= Aim =
Only the number is wanted: count the lines that include the word "especially".

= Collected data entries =

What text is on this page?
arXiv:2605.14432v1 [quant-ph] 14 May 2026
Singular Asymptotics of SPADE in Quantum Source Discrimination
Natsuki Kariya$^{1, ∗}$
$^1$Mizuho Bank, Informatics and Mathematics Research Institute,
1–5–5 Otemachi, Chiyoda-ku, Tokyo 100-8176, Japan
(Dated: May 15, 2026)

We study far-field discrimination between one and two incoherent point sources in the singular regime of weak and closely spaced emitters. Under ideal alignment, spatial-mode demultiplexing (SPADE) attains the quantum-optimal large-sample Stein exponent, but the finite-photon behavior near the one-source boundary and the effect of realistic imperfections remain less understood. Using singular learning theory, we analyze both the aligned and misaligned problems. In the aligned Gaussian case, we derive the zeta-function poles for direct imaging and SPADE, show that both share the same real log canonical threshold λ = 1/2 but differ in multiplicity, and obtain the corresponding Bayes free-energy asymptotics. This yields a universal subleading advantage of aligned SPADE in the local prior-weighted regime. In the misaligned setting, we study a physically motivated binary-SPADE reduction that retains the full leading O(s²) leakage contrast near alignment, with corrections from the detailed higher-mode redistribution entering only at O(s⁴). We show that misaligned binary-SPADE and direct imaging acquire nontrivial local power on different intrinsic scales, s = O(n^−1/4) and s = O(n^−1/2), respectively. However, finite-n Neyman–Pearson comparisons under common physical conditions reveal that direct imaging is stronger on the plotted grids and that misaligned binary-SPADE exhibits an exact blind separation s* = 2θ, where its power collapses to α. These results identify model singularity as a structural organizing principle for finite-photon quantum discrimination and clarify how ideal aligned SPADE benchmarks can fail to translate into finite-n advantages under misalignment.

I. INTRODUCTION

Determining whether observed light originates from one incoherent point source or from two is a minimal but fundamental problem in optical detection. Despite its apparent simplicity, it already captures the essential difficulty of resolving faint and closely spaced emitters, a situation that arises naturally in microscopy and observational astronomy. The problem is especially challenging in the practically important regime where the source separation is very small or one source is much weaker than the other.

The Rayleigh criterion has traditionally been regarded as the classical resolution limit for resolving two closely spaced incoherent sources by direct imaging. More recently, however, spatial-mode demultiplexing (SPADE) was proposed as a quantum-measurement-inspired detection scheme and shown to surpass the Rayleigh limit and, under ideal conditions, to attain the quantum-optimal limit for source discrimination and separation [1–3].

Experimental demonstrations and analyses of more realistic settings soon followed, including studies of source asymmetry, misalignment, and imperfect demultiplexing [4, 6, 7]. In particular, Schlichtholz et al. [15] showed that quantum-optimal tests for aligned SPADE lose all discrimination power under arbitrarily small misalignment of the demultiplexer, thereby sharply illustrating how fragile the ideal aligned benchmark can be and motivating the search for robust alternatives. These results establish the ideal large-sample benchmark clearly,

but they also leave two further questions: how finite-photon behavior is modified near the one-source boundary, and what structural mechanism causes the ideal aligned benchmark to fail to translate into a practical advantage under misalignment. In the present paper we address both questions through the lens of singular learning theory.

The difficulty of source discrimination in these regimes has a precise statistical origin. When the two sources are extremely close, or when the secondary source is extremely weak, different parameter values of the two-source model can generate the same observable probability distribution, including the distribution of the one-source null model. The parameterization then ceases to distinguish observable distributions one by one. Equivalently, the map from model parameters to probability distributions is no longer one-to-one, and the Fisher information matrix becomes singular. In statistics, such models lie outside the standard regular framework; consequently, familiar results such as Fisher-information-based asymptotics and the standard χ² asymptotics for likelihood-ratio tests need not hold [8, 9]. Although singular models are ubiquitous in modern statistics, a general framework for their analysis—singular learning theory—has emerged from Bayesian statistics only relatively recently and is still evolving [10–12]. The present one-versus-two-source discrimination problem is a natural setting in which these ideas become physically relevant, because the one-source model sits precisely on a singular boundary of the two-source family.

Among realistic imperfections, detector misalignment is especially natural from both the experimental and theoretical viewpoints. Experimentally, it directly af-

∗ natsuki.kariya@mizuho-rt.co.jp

= Task solution =
2